What this task involves: Report the count of lines holding "County" in the records, with no other words.

Exercise input:
———

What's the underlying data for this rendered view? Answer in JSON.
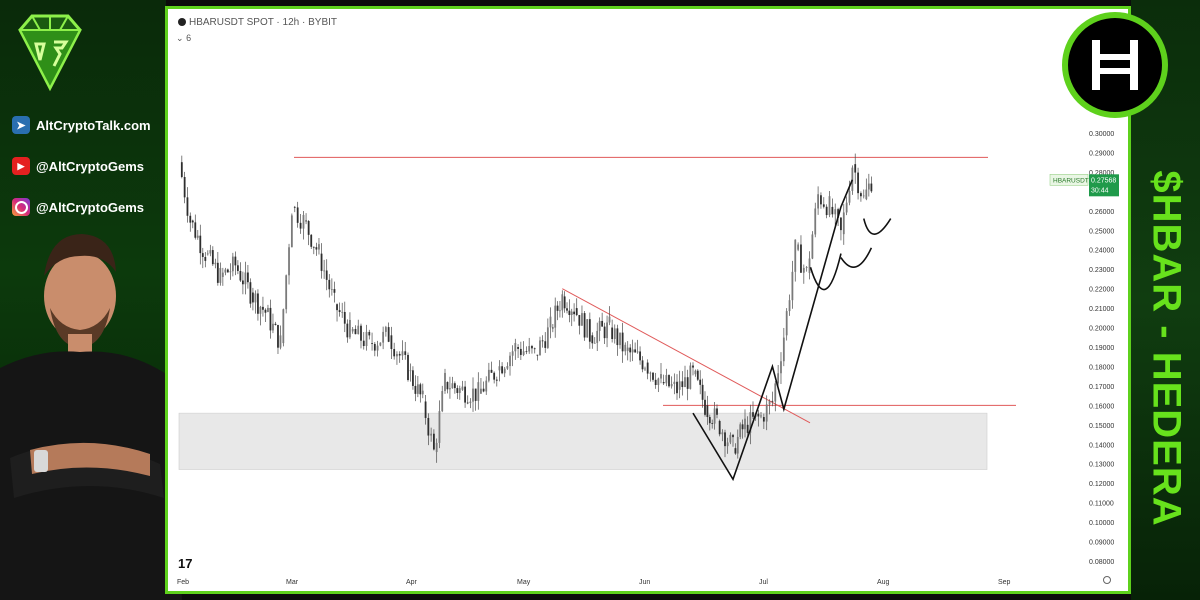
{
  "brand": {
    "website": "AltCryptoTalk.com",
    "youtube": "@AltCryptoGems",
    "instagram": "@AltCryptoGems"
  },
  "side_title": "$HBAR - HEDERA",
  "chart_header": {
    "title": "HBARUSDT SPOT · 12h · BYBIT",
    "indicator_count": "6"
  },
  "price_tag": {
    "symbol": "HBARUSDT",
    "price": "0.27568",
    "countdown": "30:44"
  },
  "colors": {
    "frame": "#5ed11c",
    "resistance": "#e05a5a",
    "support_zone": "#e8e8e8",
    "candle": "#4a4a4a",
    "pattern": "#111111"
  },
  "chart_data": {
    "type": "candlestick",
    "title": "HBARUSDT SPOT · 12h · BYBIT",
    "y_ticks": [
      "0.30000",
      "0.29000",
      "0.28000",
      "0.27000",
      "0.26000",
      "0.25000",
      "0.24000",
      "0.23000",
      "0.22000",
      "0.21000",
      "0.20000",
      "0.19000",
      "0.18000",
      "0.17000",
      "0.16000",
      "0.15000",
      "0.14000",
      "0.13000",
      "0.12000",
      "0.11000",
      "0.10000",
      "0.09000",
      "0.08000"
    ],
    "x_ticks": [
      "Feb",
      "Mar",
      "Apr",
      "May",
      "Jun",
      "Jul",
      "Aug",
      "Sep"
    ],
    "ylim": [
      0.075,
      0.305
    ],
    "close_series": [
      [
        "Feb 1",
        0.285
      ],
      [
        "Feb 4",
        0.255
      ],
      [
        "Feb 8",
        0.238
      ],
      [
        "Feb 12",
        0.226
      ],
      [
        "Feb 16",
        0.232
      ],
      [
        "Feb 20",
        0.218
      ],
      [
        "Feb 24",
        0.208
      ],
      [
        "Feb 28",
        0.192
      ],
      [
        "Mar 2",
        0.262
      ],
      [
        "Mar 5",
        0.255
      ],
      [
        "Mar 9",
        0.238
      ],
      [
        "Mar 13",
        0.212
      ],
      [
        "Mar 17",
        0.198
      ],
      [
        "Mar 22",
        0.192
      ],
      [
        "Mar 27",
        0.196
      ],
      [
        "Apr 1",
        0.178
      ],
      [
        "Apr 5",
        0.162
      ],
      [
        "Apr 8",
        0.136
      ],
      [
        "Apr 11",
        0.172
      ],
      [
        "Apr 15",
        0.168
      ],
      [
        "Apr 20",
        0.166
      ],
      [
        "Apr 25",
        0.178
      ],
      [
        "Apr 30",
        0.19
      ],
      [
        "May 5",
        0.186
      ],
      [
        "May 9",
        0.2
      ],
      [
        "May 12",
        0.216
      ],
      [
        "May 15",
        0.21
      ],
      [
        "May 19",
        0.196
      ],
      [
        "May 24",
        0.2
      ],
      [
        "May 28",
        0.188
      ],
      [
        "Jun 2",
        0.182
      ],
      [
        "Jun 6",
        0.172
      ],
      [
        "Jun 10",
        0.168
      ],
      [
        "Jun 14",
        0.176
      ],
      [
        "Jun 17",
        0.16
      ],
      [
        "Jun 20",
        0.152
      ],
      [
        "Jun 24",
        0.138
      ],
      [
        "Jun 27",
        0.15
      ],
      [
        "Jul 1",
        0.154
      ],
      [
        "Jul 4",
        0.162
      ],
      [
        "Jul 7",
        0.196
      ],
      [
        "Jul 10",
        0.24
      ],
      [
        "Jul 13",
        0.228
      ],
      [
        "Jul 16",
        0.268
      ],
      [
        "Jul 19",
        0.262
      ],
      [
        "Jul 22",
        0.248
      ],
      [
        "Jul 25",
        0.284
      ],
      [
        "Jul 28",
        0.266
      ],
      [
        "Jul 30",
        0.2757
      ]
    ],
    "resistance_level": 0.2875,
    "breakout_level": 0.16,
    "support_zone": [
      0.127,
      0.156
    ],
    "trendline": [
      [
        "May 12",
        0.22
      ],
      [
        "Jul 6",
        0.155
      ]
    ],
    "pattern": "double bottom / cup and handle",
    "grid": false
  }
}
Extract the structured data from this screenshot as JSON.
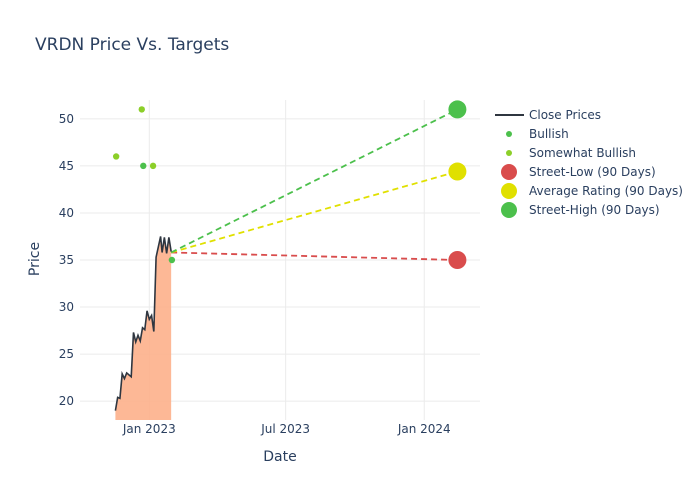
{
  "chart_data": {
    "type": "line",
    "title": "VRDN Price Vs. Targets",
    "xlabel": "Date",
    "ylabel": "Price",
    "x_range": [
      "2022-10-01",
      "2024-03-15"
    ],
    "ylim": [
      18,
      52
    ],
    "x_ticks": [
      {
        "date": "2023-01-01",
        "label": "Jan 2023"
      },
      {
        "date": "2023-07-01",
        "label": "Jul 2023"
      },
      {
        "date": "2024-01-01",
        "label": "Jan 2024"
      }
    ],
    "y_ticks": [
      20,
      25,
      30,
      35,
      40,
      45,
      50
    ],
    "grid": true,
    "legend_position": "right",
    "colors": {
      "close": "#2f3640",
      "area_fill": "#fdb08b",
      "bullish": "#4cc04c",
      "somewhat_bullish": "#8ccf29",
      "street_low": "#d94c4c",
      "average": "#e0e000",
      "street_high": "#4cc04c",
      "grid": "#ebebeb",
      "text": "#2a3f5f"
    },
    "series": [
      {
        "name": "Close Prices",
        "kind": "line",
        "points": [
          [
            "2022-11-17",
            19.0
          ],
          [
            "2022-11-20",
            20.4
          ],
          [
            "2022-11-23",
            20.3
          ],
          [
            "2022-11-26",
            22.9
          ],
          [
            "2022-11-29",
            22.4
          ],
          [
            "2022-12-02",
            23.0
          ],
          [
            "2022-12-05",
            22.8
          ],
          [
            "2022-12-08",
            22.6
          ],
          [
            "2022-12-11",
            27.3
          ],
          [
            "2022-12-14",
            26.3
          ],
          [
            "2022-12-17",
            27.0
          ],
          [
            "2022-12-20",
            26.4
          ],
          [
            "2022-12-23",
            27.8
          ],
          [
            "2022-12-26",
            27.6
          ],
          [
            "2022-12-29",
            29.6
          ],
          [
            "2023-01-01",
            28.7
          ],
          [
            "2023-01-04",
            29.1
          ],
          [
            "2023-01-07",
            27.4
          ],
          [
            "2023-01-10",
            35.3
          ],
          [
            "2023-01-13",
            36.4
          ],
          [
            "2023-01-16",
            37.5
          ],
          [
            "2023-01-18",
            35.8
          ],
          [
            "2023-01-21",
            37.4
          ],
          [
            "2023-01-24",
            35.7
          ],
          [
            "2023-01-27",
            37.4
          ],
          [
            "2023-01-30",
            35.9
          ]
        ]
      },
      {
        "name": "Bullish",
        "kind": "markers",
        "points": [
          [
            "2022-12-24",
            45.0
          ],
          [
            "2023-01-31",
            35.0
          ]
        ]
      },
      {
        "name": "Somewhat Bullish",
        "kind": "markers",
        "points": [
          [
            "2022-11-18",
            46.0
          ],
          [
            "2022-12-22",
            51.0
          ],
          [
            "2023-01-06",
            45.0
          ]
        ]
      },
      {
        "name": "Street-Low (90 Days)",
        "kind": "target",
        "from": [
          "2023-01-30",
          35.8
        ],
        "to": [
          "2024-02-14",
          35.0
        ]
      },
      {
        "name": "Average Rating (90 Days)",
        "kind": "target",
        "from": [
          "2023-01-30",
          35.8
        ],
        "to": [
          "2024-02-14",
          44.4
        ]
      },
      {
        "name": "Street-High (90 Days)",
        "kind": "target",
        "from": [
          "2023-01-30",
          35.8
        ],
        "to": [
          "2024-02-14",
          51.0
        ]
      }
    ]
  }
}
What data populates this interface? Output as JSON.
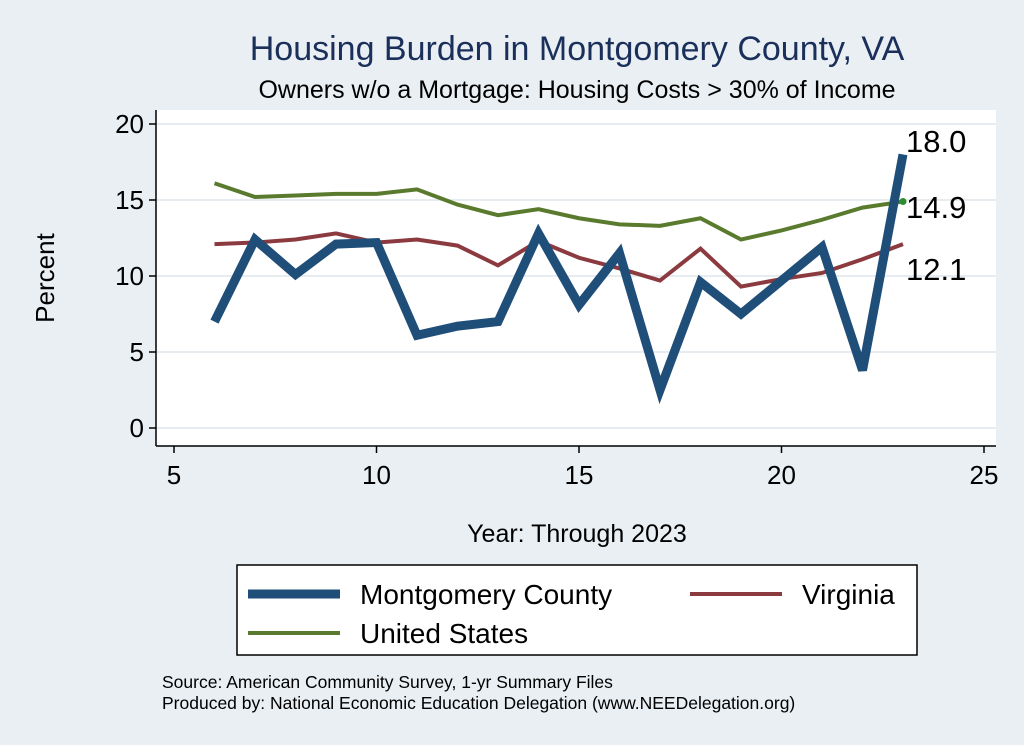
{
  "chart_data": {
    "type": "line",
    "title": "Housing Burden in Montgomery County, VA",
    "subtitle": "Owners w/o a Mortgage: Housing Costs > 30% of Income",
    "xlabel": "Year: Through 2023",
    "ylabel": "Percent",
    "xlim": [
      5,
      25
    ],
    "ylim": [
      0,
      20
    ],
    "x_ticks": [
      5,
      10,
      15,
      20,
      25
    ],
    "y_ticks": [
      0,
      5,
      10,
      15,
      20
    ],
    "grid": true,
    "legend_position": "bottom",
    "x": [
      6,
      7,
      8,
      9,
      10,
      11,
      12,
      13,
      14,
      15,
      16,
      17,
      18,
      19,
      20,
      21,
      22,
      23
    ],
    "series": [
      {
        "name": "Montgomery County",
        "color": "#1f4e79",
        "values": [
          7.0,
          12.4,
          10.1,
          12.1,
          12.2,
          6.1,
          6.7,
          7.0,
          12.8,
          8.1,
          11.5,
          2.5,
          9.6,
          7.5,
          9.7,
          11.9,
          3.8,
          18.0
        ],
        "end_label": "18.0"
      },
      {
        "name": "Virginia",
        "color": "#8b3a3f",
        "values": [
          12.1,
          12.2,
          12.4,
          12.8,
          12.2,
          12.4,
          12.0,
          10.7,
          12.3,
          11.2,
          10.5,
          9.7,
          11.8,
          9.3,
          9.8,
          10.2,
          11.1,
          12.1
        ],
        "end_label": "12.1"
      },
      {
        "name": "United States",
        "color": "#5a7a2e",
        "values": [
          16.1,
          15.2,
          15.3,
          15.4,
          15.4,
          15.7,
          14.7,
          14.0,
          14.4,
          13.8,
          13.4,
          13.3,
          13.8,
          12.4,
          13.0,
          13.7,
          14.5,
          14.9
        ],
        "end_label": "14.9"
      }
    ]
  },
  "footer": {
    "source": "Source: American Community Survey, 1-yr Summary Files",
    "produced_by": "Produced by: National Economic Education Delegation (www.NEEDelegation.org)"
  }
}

———

The output: 2